YOUR TASK:
Extract every line of the data below that contains the string "地址保护中", copying each line in full.

Stored items from a collection
· · · ·

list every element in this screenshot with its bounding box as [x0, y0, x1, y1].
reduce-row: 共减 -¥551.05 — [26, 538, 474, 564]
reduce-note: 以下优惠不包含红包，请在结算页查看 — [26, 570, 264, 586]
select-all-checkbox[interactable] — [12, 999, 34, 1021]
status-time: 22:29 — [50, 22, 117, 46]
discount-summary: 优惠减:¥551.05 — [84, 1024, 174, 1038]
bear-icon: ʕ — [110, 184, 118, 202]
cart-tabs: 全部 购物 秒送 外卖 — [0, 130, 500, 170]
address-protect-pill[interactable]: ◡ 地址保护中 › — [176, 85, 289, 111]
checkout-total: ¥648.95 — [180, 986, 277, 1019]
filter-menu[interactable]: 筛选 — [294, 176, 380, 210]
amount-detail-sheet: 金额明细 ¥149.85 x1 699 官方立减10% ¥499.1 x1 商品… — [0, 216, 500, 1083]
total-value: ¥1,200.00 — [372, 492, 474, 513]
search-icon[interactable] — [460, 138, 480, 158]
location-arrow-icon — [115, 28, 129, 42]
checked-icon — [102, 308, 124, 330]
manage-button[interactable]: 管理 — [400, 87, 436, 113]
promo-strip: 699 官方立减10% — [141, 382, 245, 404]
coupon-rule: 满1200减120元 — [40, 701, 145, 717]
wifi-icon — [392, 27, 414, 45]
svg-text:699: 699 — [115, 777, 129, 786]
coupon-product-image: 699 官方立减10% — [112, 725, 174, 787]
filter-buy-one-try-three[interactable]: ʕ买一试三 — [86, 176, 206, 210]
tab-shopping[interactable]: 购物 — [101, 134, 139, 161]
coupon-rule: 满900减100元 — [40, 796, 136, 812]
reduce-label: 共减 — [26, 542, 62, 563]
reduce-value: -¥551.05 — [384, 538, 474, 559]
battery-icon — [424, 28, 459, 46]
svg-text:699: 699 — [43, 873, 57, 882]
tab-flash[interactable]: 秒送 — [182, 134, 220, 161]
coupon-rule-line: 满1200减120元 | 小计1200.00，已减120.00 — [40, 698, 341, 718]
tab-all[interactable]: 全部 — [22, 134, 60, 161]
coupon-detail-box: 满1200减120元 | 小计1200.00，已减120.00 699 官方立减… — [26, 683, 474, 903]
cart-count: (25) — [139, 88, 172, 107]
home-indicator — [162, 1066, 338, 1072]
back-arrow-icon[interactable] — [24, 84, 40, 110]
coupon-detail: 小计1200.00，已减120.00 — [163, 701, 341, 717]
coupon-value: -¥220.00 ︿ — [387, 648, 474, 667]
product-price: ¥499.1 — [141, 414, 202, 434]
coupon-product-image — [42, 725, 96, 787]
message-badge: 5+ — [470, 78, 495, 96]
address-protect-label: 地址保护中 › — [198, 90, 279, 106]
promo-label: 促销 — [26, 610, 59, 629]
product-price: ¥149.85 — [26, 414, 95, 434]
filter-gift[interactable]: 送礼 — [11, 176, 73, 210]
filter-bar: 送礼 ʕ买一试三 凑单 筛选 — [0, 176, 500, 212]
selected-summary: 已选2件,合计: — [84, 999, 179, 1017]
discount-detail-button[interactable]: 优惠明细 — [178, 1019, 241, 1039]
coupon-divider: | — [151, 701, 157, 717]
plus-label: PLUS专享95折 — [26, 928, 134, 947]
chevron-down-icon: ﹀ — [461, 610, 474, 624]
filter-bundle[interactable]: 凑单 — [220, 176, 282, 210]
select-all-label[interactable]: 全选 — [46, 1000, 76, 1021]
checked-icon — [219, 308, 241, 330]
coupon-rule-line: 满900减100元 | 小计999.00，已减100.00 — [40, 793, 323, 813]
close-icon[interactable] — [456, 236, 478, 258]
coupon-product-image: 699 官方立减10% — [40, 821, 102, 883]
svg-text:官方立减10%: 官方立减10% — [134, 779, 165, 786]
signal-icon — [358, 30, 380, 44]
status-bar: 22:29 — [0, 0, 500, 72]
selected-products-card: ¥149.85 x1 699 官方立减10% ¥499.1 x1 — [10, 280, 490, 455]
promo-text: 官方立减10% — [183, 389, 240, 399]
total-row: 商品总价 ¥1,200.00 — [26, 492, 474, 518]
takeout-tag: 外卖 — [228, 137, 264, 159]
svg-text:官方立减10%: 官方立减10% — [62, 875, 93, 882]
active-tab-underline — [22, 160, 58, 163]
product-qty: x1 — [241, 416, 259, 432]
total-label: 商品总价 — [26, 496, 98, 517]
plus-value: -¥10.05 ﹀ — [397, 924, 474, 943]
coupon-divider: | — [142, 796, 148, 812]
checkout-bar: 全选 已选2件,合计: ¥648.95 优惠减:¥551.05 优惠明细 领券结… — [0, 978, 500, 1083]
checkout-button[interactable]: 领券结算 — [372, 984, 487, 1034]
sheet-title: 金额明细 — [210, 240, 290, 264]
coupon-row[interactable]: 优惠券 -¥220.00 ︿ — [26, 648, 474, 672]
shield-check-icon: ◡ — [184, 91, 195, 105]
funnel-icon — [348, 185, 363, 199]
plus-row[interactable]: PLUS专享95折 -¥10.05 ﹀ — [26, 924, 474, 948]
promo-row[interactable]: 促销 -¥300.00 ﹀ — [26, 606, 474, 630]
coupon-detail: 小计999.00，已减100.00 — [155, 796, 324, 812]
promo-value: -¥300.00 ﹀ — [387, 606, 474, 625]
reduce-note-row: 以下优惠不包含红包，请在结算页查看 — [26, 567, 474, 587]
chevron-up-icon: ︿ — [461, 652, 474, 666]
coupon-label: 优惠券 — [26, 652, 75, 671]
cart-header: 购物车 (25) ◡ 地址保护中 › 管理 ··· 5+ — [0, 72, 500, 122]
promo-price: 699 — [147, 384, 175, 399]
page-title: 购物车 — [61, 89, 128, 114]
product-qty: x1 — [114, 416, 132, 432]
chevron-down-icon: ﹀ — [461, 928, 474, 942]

· · · ·

RESPONSE FOR THIS EXERCISE:
address-protect-pill[interactable]: ◡ 地址保护中 › — [176, 85, 289, 111]
address-protect-label: 地址保护中 › — [198, 90, 279, 106]
cart-header: 购物车 (25) ◡ 地址保护中 › 管理 ··· 5+ — [0, 72, 500, 122]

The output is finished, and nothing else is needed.